» **Stated exercise**:
Look over the entries that follow and work out how many lines contain "すべてのサイトデータ". State the number only.
• • •
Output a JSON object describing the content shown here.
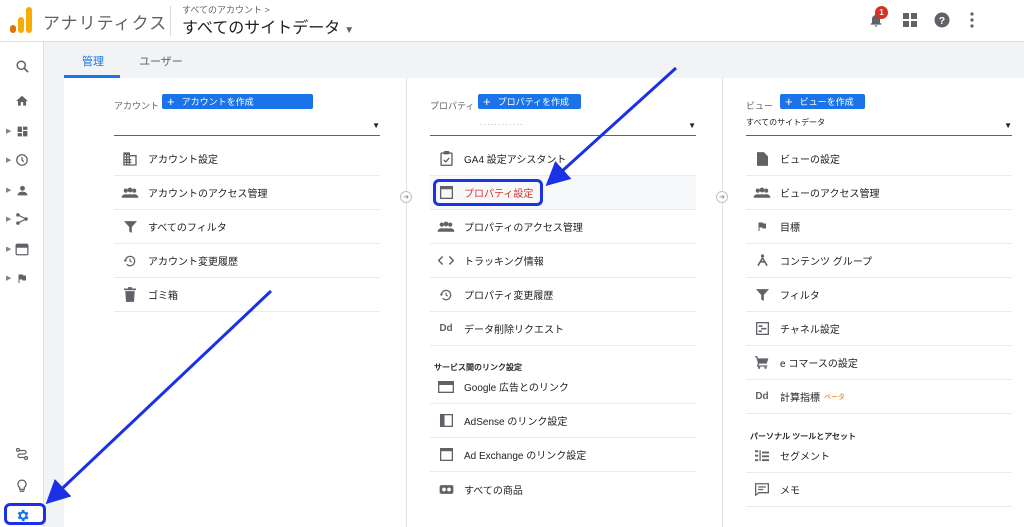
{
  "header": {
    "app_title": "アナリティクス",
    "breadcrumb": "すべてのアカウント >",
    "property_selector": "すべてのサイトデータ",
    "notification_count": "1"
  },
  "tabs": [
    {
      "label": "管理",
      "active": true
    },
    {
      "label": "ユーザー",
      "active": false
    }
  ],
  "account_column": {
    "heading": "アカウント",
    "create_button": "アカウントを作成",
    "dropdown_value": "",
    "items": [
      {
        "label": "アカウント設定",
        "icon": "building-icon"
      },
      {
        "label": "アカウントのアクセス管理",
        "icon": "people-icon"
      },
      {
        "label": "すべてのフィルタ",
        "icon": "filter-icon"
      },
      {
        "label": "アカウント変更履歴",
        "icon": "history-icon"
      },
      {
        "label": "ゴミ箱",
        "icon": "trash-icon"
      }
    ]
  },
  "property_column": {
    "heading": "プロパティ",
    "create_button": "プロパティを作成",
    "dropdown_value": "- - - - - - - - - - - -",
    "items": [
      {
        "label": "GA4 設定アシスタント",
        "icon": "checklist-icon"
      },
      {
        "label": "プロパティ設定",
        "icon": "window-icon",
        "selected": true
      },
      {
        "label": "プロパティのアクセス管理",
        "icon": "people-icon"
      },
      {
        "label": "トラッキング情報",
        "icon": "code-icon"
      },
      {
        "label": "プロパティ変更履歴",
        "icon": "history-icon"
      },
      {
        "label": "データ削除リクエスト",
        "icon": "dd-icon"
      }
    ],
    "section_heading": "サービス間のリンク設定",
    "link_items": [
      {
        "label": "Google 広告とのリンク",
        "icon": "ads-icon"
      },
      {
        "label": "AdSense のリンク設定",
        "icon": "adsense-icon"
      },
      {
        "label": "Ad Exchange のリンク設定",
        "icon": "adexchange-icon"
      },
      {
        "label": "すべての商品",
        "icon": "link-products-icon"
      }
    ]
  },
  "view_column": {
    "heading": "ビュー",
    "create_button": "ビューを作成",
    "dropdown_value": "すべてのサイトデータ",
    "items": [
      {
        "label": "ビューの設定",
        "icon": "document-icon"
      },
      {
        "label": "ビューのアクセス管理",
        "icon": "people-icon"
      },
      {
        "label": "目標",
        "icon": "flag-icon"
      },
      {
        "label": "コンテンツ グループ",
        "icon": "content-group-icon"
      },
      {
        "label": "フィルタ",
        "icon": "filter-icon"
      },
      {
        "label": "チャネル設定",
        "icon": "channel-icon"
      },
      {
        "label": "e コマースの設定",
        "icon": "cart-icon"
      },
      {
        "label": "計算指標",
        "icon": "dd-icon",
        "badge": "ベータ"
      }
    ],
    "section_heading": "パーソナル ツールとアセット",
    "personal_items": [
      {
        "label": "セグメント",
        "icon": "segment-icon"
      },
      {
        "label": "メモ",
        "icon": "note-icon"
      }
    ]
  },
  "colors": {
    "accent": "#1a73e8",
    "selected_text": "#d93025",
    "annotation": "#1a31e6",
    "logo_orange": "#f9ab00",
    "logo_dark_orange": "#e37400"
  }
}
• • •
» **Response for this exercise**:
2